■ **INPUT**
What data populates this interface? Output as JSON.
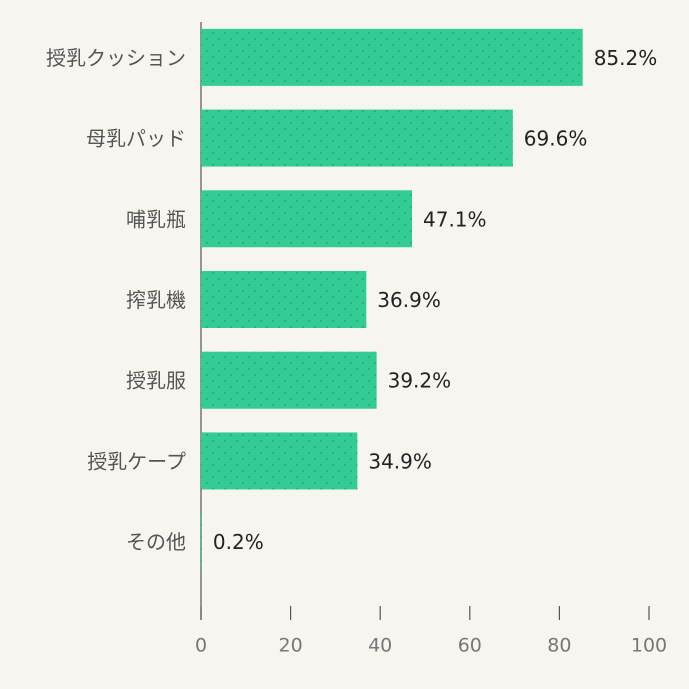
{
  "chart_data": {
    "type": "bar",
    "orientation": "horizontal",
    "categories": [
      "授乳クッション",
      "母乳パッド",
      "哺乳瓶",
      "搾乳機",
      "授乳服",
      "授乳ケープ",
      "その他"
    ],
    "values": [
      85.2,
      69.6,
      47.1,
      36.9,
      39.2,
      34.9,
      0.2
    ],
    "value_labels": [
      "85.2%",
      "69.6%",
      "47.1%",
      "36.9%",
      "39.2%",
      "34.9%",
      "0.2%"
    ],
    "color": "#33cc95",
    "xlim": [
      0,
      100
    ],
    "xticks": [
      0,
      20,
      40,
      60,
      80,
      100
    ]
  }
}
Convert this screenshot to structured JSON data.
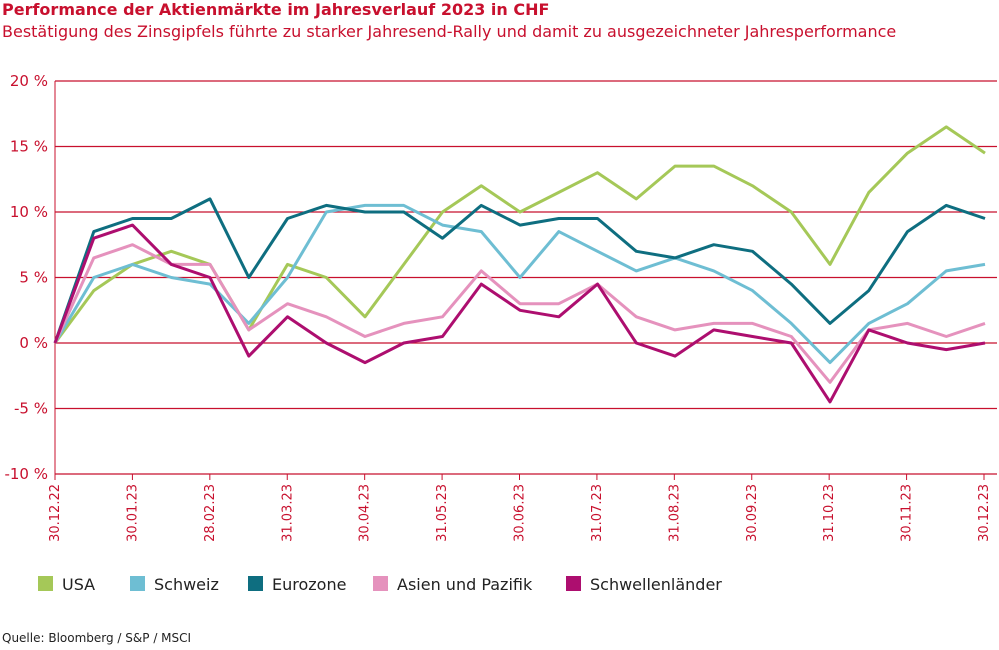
{
  "title": "Performance der Aktienmärkte im Jahresverlauf 2023 in CHF",
  "subtitle": "Bestätigung des Zinsgipfels führte zu starker Jahresend-Rally und damit zu ausgezeichneter Jahresperformance",
  "source": "Quelle: Bloomberg / S&P / MSCI",
  "colors": {
    "axis": "#c8102e",
    "grid": "#c8102e"
  },
  "chart_data": {
    "type": "line",
    "title": "Performance der Aktienmärkte im Jahresverlauf 2023 in CHF",
    "xlabel": "",
    "ylabel": "",
    "ylim": [
      -10,
      20
    ],
    "y_ticks": [
      20,
      15,
      10,
      5,
      0,
      -5,
      -10
    ],
    "y_tick_labels": [
      "20 %",
      "15 %",
      "10 %",
      "5 %",
      "0 %",
      "-5 %",
      "-10 %"
    ],
    "x_tick_labels": [
      "30.12.22",
      "30.01.23",
      "28.02.23",
      "31.03.23",
      "30.04.23",
      "31.05.23",
      "30.06.23",
      "31.07.23",
      "31.08.23",
      "30.09.23",
      "31.10.23",
      "30.11.23",
      "30.12.23"
    ],
    "grid": "horizontal",
    "legend_position": "bottom",
    "x": [
      "30.12.22",
      "15.01.23",
      "30.01.23",
      "15.02.23",
      "28.02.23",
      "15.03.23",
      "31.03.23",
      "15.04.23",
      "30.04.23",
      "15.05.23",
      "31.05.23",
      "15.06.23",
      "30.06.23",
      "15.07.23",
      "31.07.23",
      "15.08.23",
      "31.08.23",
      "15.09.23",
      "30.09.23",
      "15.10.23",
      "31.10.23",
      "15.11.23",
      "30.11.23",
      "15.12.23",
      "30.12.23"
    ],
    "series": [
      {
        "name": "USA",
        "color": "#a5c858",
        "values": [
          0,
          4,
          6,
          7,
          6,
          1,
          6,
          5,
          2,
          6,
          10,
          12,
          10,
          11.5,
          13,
          11,
          13.5,
          13.5,
          12,
          10,
          6,
          11.5,
          14.5,
          16.5,
          14.5
        ]
      },
      {
        "name": "Schweiz",
        "color": "#6ebed3",
        "values": [
          0,
          5,
          6,
          5,
          4.5,
          1.5,
          5,
          10,
          10.5,
          10.5,
          9,
          8.5,
          5,
          8.5,
          7,
          5.5,
          6.5,
          5.5,
          4,
          1.5,
          -1.5,
          1.5,
          3,
          5.5,
          6
        ]
      },
      {
        "name": "Eurozone",
        "color": "#0e6e80",
        "values": [
          0,
          8.5,
          9.5,
          9.5,
          11,
          5,
          9.5,
          10.5,
          10,
          10,
          8,
          10.5,
          9,
          9.5,
          9.5,
          7,
          6.5,
          7.5,
          7,
          4.5,
          1.5,
          4,
          8.5,
          10.5,
          9.5
        ]
      },
      {
        "name": "Asien und Pazifik",
        "color": "#e592bd",
        "values": [
          0,
          6.5,
          7.5,
          6,
          6,
          1,
          3,
          2,
          0.5,
          1.5,
          2,
          5.5,
          3,
          3,
          4.5,
          2,
          1,
          1.5,
          1.5,
          0.5,
          -3,
          1,
          1.5,
          0.5,
          1.5
        ]
      },
      {
        "name": "Schwellenländer",
        "color": "#ad0e6f",
        "values": [
          0,
          8,
          9,
          6,
          5,
          -1,
          2,
          0,
          -1.5,
          0,
          0.5,
          4.5,
          2.5,
          2,
          4.5,
          0,
          -1,
          1,
          0.5,
          0,
          -4.5,
          1,
          0,
          -0.5,
          0
        ]
      }
    ]
  }
}
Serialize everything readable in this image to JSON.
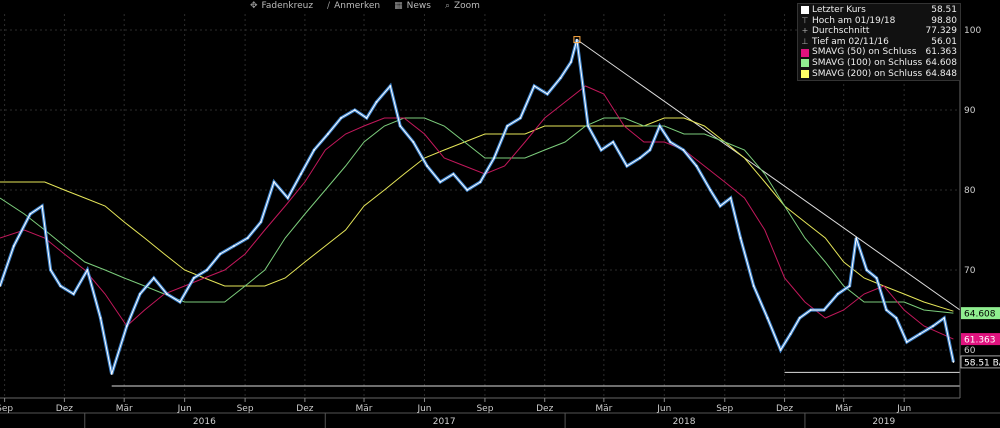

■ **WRITTEN EXERCISE**
Omit each picture, then return all of the listing exactly as it stands.

■ **CORRECT RESULT**
What data populates this interface? Output as JSON.
{
  "chart_data": {
    "type": "bar",
    "orientation": "horizontal",
    "categories": [
      "授乳クッション",
      "母乳パッド",
      "哺乳瓶",
      "搾乳機",
      "授乳服",
      "授乳ケープ",
      "その他"
    ],
    "values": [
      85.2,
      69.6,
      47.1,
      36.9,
      39.2,
      34.9,
      0.2
    ],
    "value_labels": [
      "85.2%",
      "69.6%",
      "47.1%",
      "36.9%",
      "39.2%",
      "34.9%",
      "0.2%"
    ],
    "color": "#33cc95",
    "xlim": [
      0,
      100
    ],
    "xticks": [
      0,
      20,
      40,
      60,
      80,
      100
    ]
  }
}
Convert this screenshot to structured JSON data.
{
  "title": "Performance der Aktienmärkte im Jahresverlauf 2023 in CHF",
  "subtitle": "Bestätigung des Zinsgipfels führte zu starker Jahresend-Rally und damit zu ausgezeichneter Jahresperformance",
  "source": "Quelle: Bloomberg / S&P / MSCI",
  "colors": {
    "axis": "#c8102e",
    "grid": "#c8102e"
  },
  "chart_data": {
    "type": "line",
    "title": "Performance der Aktienmärkte im Jahresverlauf 2023 in CHF",
    "xlabel": "",
    "ylabel": "",
    "ylim": [
      -10,
      20
    ],
    "y_ticks": [
      20,
      15,
      10,
      5,
      0,
      -5,
      -10
    ],
    "y_tick_labels": [
      "20 %",
      "15 %",
      "10 %",
      "5 %",
      "0 %",
      "-5 %",
      "-10 %"
    ],
    "x_tick_labels": [
      "30.12.22",
      "30.01.23",
      "28.02.23",
      "31.03.23",
      "30.04.23",
      "31.05.23",
      "30.06.23",
      "31.07.23",
      "31.08.23",
      "30.09.23",
      "31.10.23",
      "30.11.23",
      "30.12.23"
    ],
    "grid": "horizontal",
    "legend_position": "bottom",
    "x": [
      "30.12.22",
      "15.01.23",
      "30.01.23",
      "15.02.23",
      "28.02.23",
      "15.03.23",
      "31.03.23",
      "15.04.23",
      "30.04.23",
      "15.05.23",
      "31.05.23",
      "15.06.23",
      "30.06.23",
      "15.07.23",
      "31.07.23",
      "15.08.23",
      "31.08.23",
      "15.09.23",
      "30.09.23",
      "15.10.23",
      "31.10.23",
      "15.11.23",
      "30.11.23",
      "15.12.23",
      "30.12.23"
    ],
    "series": [
      {
        "name": "USA",
        "color": "#a5c858",
        "values": [
          0,
          4,
          6,
          7,
          6,
          1,
          6,
          5,
          2,
          6,
          10,
          12,
          10,
          11.5,
          13,
          11,
          13.5,
          13.5,
          12,
          10,
          6,
          11.5,
          14.5,
          16.5,
          14.5
        ]
      },
      {
        "name": "Schweiz",
        "color": "#6ebed3",
        "values": [
          0,
          5,
          6,
          5,
          4.5,
          1.5,
          5,
          10,
          10.5,
          10.5,
          9,
          8.5,
          5,
          8.5,
          7,
          5.5,
          6.5,
          5.5,
          4,
          1.5,
          -1.5,
          1.5,
          3,
          5.5,
          6
        ]
      },
      {
        "name": "Eurozone",
        "color": "#0e6e80",
        "values": [
          0,
          8.5,
          9.5,
          9.5,
          11,
          5,
          9.5,
          10.5,
          10,
          10,
          8,
          10.5,
          9,
          9.5,
          9.5,
          7,
          6.5,
          7.5,
          7,
          4.5,
          1.5,
          4,
          8.5,
          10.5,
          9.5
        ]
      },
      {
        "name": "Asien und Pazifik",
        "color": "#e592bd",
        "values": [
          0,
          6.5,
          7.5,
          6,
          6,
          1,
          3,
          2,
          0.5,
          1.5,
          2,
          5.5,
          3,
          3,
          4.5,
          2,
          1,
          1.5,
          1.5,
          0.5,
          -3,
          1,
          1.5,
          0.5,
          1.5
        ]
      },
      {
        "name": "Schwellenländer",
        "color": "#ad0e6f",
        "values": [
          0,
          8,
          9,
          6,
          5,
          -1,
          2,
          0,
          -1.5,
          0,
          0.5,
          4.5,
          2.5,
          2,
          4.5,
          0,
          -1,
          1,
          0.5,
          0,
          -4.5,
          1,
          0,
          -0.5,
          0
        ]
      }
    ]
  }
}
Serialize everything readable in this image to JSON.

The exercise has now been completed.